### [MATERIAL TO PROCESS]

▶

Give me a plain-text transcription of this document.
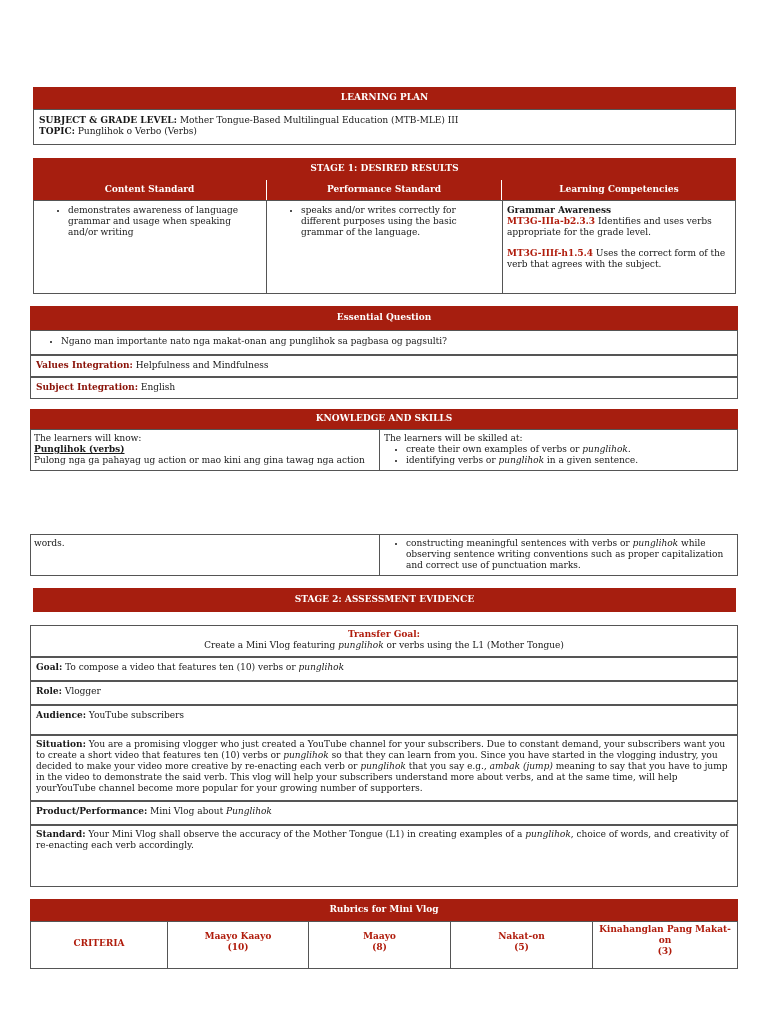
LEARNING PLAN
SUBJECT & GRADE LEVEL: Mother Tongue-Based Multilingual Education (MTB-MLE) III
TOPIC: Punglihok o Verbo (Verbs)
STAGE 1: DESIRED RESULTS
Content Standard	Performance Standard	Learning Competencies
• demonstrates awareness of language grammar and usage when speaking and/or writing
• speaks and/or writes correctly for different purposes using the basic grammar of the language.
Grammar Awareness
MT3G-IIIa-b2.3.3 Identifies and uses verbs appropriate for the grade level.
MT3G-IIIf-h1.5.4 Uses the correct form of the verb that agrees with the subject.
Essential Question
• Ngano man importante nato nga makat-onan ang punglihok sa pagbasa og pagsulti?
Values Integration: Helpfulness and Mindfulness
Subject Integration: English
KNOWLEDGE AND SKILLS
The learners will know:
Punglihok (verbs)
Pulong nga ga pahayag ug action or mao kini ang gina tawag nga action
The learners will be skilled at:
• create their own examples of verbs or punglihok.
• identifying verbs or punglihok in a given sentence.
words.
•	constructing meaningful sentences with verbs or punglihok while observing sentence writing conventions such as proper capitalization and correct use of punctuation marks.
STAGE 2: ASSESSMENT EVIDENCE
Transfer Goal:
Create a Mini Vlog featuring punglihok or verbs using the L1 (Mother Tongue)
Goal: To compose a video that features ten (10) verbs or punglihok
Role: Vlogger
Audience: YouTube subscribers
Situation: You are a promising vlogger who just created a YouTube channel for your subscribers. Due to constant demand, your subscribers want you to create a short video that features ten (10) verbs or punglihok so that they can learn from you. Since you have started in the vlogging industry, you decided to make your video more creative by re-enacting each verb or punglihok that you say e.g., ambak (jump) meaning to say that you have to jump in the video to demonstrate the said verb. This vlog will help your subscribers understand more about verbs, and at the same time, will help yourYouTube channel become more popular for your growing number of supporters.
Product/Performance: Mini Vlog about Punglihok
Standard: Your Mini Vlog shall observe the accuracy of the Mother Tongue (L1) in creating examples of a punglihok, choice of words, and creativity of re-enacting each verb accordingly.
Rubrics for Mini Vlog
CRITERIA
Maayo Kaayo
(10)
Maayo
(8)
Nakat-on
(5)
Kinahanglan Pang Makat-on
(3)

◀

### [GOAL]
All records should be output exactly, with the pictures left out.

### [TASK SOLUTION]
Give me a plain-text transcription of this document.
LEARNING PLAN
SUBJECT & GRADE LEVEL: Mother Tongue-Based Multilingual Education (MTB-MLE) III
TOPIC: Punglihok o Verbo (Verbs)
STAGE 1: DESIRED RESULTS
Content Standard	Performance Standard	Learning Competencies
• demonstrates awareness of language grammar and usage when speaking and/or writing
• speaks and/or writes correctly for different purposes using the basic grammar of the language.
Grammar Awareness
MT3G-IIIa-b2.3.3 Identifies and uses verbs appropriate for the grade level.
MT3G-IIIf-h1.5.4 Uses the correct form of the verb that agrees with the subject.
Essential Question
• Ngano man importante nato nga makat-onan ang punglihok sa pagbasa og pagsulti?
Values Integration: Helpfulness and Mindfulness
Subject Integration: English
KNOWLEDGE AND SKILLS
The learners will know:
Punglihok (verbs)
Pulong nga ga pahayag ug action or mao kini ang gina tawag nga action
The learners will be skilled at:
• create their own examples of verbs or punglihok.
• identifying verbs or punglihok in a given sentence.
words.
•	constructing meaningful sentences with verbs or punglihok while observing sentence writing conventions such as proper capitalization and correct use of punctuation marks.
STAGE 2: ASSESSMENT EVIDENCE
Transfer Goal:
Create a Mini Vlog featuring punglihok or verbs using the L1 (Mother Tongue)
Goal: To compose a video that features ten (10) verbs or punglihok
Role: Vlogger
Audience: YouTube subscribers
Situation: You are a promising vlogger who just created a YouTube channel for your subscribers. Due to constant demand, your subscribers want you to create a short video that features ten (10) verbs or punglihok so that they can learn from you. Since you have started in the vlogging industry, you decided to make your video more creative by re-enacting each verb or punglihok that you say e.g., ambak (jump) meaning to say that you have to jump in the video to demonstrate the said verb. This vlog will help your subscribers understand more about verbs, and at the same time, will help yourYouTube channel become more popular for your growing number of supporters.
Product/Performance: Mini Vlog about Punglihok
Standard: Your Mini Vlog shall observe the accuracy of the Mother Tongue (L1) in creating examples of a punglihok, choice of words, and creativity of re-enacting each verb accordingly.
Rubrics for Mini Vlog
CRITERIA
Maayo Kaayo
(10)
Maayo
(8)
Nakat-on
(5)
Kinahanglan Pang Makat-on
(3)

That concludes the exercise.